■ RECORDS PROVIDED ■
====================
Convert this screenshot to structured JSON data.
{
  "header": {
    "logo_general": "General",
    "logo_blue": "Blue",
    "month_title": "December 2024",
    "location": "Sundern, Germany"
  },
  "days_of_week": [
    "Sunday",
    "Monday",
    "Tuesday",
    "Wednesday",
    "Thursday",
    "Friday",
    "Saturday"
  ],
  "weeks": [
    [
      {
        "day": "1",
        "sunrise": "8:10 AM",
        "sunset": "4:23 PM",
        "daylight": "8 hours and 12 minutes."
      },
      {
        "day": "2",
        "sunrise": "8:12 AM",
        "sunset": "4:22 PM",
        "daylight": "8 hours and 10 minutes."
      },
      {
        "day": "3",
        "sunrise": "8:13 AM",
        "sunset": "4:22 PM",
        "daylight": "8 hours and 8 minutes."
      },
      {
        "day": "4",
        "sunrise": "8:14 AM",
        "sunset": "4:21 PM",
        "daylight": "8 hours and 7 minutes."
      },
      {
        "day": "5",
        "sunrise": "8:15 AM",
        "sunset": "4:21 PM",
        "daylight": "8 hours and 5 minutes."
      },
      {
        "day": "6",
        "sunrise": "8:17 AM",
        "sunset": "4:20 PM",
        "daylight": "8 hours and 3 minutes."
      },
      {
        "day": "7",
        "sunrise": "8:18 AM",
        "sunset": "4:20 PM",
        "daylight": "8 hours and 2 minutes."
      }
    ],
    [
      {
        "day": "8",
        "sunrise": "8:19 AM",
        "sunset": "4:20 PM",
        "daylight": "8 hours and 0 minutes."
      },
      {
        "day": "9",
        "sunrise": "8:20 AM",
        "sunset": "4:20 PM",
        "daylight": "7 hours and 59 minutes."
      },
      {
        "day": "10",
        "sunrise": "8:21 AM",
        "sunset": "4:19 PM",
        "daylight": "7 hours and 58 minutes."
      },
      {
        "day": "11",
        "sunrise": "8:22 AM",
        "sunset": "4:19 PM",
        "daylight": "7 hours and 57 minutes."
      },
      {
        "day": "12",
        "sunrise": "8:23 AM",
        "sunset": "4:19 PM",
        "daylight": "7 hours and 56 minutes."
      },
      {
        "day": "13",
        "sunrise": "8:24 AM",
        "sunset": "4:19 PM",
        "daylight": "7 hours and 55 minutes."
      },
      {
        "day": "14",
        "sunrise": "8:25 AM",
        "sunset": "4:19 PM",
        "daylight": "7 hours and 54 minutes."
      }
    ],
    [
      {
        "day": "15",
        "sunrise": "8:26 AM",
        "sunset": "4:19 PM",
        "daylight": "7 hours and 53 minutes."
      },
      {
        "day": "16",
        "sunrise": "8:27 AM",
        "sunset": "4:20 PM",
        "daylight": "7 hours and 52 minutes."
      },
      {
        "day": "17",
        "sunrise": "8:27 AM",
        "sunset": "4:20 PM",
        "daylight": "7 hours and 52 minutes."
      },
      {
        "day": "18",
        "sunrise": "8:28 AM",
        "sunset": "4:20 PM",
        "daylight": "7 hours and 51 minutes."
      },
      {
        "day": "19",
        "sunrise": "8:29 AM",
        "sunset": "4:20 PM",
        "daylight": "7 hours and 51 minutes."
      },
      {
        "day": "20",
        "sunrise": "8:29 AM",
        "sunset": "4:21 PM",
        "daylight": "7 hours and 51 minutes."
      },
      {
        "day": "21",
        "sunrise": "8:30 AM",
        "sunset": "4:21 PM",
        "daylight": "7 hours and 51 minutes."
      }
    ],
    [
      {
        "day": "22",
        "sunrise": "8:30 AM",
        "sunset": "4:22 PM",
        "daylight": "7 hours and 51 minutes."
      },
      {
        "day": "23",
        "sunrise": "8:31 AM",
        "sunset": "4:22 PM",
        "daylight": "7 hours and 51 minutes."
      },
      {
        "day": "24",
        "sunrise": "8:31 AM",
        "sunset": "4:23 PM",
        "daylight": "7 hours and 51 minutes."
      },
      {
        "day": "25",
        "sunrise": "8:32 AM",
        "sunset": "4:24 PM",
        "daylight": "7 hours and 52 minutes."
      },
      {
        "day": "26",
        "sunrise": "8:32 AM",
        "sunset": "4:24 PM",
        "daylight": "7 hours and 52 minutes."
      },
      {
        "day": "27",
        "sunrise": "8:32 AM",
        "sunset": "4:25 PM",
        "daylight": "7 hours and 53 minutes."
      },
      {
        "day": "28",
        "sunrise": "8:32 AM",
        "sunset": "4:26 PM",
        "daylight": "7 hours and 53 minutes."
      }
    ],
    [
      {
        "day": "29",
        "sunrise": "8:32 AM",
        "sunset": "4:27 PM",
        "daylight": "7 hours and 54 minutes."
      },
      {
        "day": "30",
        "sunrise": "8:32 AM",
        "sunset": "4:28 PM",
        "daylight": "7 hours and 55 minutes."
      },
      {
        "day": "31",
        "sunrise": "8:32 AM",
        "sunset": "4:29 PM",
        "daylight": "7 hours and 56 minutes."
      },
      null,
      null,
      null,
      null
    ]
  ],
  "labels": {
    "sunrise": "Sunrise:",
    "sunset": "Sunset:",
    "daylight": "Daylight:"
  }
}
====================
■ PROBLEM DESCRIPTION ■
Extract each line from the listing above, please, and repeat it exactly.

■ WORKED ANSWER ■
Convert this screenshot to structured JSON data.
{
  "header": {
    "logo_general": "General",
    "logo_blue": "Blue",
    "month_title": "December 2024",
    "location": "Sundern, Germany"
  },
  "days_of_week": [
    "Sunday",
    "Monday",
    "Tuesday",
    "Wednesday",
    "Thursday",
    "Friday",
    "Saturday"
  ],
  "weeks": [
    [
      {
        "day": "1",
        "sunrise": "8:10 AM",
        "sunset": "4:23 PM",
        "daylight": "8 hours and 12 minutes."
      },
      {
        "day": "2",
        "sunrise": "8:12 AM",
        "sunset": "4:22 PM",
        "daylight": "8 hours and 10 minutes."
      },
      {
        "day": "3",
        "sunrise": "8:13 AM",
        "sunset": "4:22 PM",
        "daylight": "8 hours and 8 minutes."
      },
      {
        "day": "4",
        "sunrise": "8:14 AM",
        "sunset": "4:21 PM",
        "daylight": "8 hours and 7 minutes."
      },
      {
        "day": "5",
        "sunrise": "8:15 AM",
        "sunset": "4:21 PM",
        "daylight": "8 hours and 5 minutes."
      },
      {
        "day": "6",
        "sunrise": "8:17 AM",
        "sunset": "4:20 PM",
        "daylight": "8 hours and 3 minutes."
      },
      {
        "day": "7",
        "sunrise": "8:18 AM",
        "sunset": "4:20 PM",
        "daylight": "8 hours and 2 minutes."
      }
    ],
    [
      {
        "day": "8",
        "sunrise": "8:19 AM",
        "sunset": "4:20 PM",
        "daylight": "8 hours and 0 minutes."
      },
      {
        "day": "9",
        "sunrise": "8:20 AM",
        "sunset": "4:20 PM",
        "daylight": "7 hours and 59 minutes."
      },
      {
        "day": "10",
        "sunrise": "8:21 AM",
        "sunset": "4:19 PM",
        "daylight": "7 hours and 58 minutes."
      },
      {
        "day": "11",
        "sunrise": "8:22 AM",
        "sunset": "4:19 PM",
        "daylight": "7 hours and 57 minutes."
      },
      {
        "day": "12",
        "sunrise": "8:23 AM",
        "sunset": "4:19 PM",
        "daylight": "7 hours and 56 minutes."
      },
      {
        "day": "13",
        "sunrise": "8:24 AM",
        "sunset": "4:19 PM",
        "daylight": "7 hours and 55 minutes."
      },
      {
        "day": "14",
        "sunrise": "8:25 AM",
        "sunset": "4:19 PM",
        "daylight": "7 hours and 54 minutes."
      }
    ],
    [
      {
        "day": "15",
        "sunrise": "8:26 AM",
        "sunset": "4:19 PM",
        "daylight": "7 hours and 53 minutes."
      },
      {
        "day": "16",
        "sunrise": "8:27 AM",
        "sunset": "4:20 PM",
        "daylight": "7 hours and 52 minutes."
      },
      {
        "day": "17",
        "sunrise": "8:27 AM",
        "sunset": "4:20 PM",
        "daylight": "7 hours and 52 minutes."
      },
      {
        "day": "18",
        "sunrise": "8:28 AM",
        "sunset": "4:20 PM",
        "daylight": "7 hours and 51 minutes."
      },
      {
        "day": "19",
        "sunrise": "8:29 AM",
        "sunset": "4:20 PM",
        "daylight": "7 hours and 51 minutes."
      },
      {
        "day": "20",
        "sunrise": "8:29 AM",
        "sunset": "4:21 PM",
        "daylight": "7 hours and 51 minutes."
      },
      {
        "day": "21",
        "sunrise": "8:30 AM",
        "sunset": "4:21 PM",
        "daylight": "7 hours and 51 minutes."
      }
    ],
    [
      {
        "day": "22",
        "sunrise": "8:30 AM",
        "sunset": "4:22 PM",
        "daylight": "7 hours and 51 minutes."
      },
      {
        "day": "23",
        "sunrise": "8:31 AM",
        "sunset": "4:22 PM",
        "daylight": "7 hours and 51 minutes."
      },
      {
        "day": "24",
        "sunrise": "8:31 AM",
        "sunset": "4:23 PM",
        "daylight": "7 hours and 51 minutes."
      },
      {
        "day": "25",
        "sunrise": "8:32 AM",
        "sunset": "4:24 PM",
        "daylight": "7 hours and 52 minutes."
      },
      {
        "day": "26",
        "sunrise": "8:32 AM",
        "sunset": "4:24 PM",
        "daylight": "7 hours and 52 minutes."
      },
      {
        "day": "27",
        "sunrise": "8:32 AM",
        "sunset": "4:25 PM",
        "daylight": "7 hours and 53 minutes."
      },
      {
        "day": "28",
        "sunrise": "8:32 AM",
        "sunset": "4:26 PM",
        "daylight": "7 hours and 53 minutes."
      }
    ],
    [
      {
        "day": "29",
        "sunrise": "8:32 AM",
        "sunset": "4:27 PM",
        "daylight": "7 hours and 54 minutes."
      },
      {
        "day": "30",
        "sunrise": "8:32 AM",
        "sunset": "4:28 PM",
        "daylight": "7 hours and 55 minutes."
      },
      {
        "day": "31",
        "sunrise": "8:32 AM",
        "sunset": "4:29 PM",
        "daylight": "7 hours and 56 minutes."
      },
      null,
      null,
      null,
      null
    ]
  ],
  "labels": {
    "sunrise": "Sunrise:",
    "sunset": "Sunset:",
    "daylight": "Daylight:"
  }
}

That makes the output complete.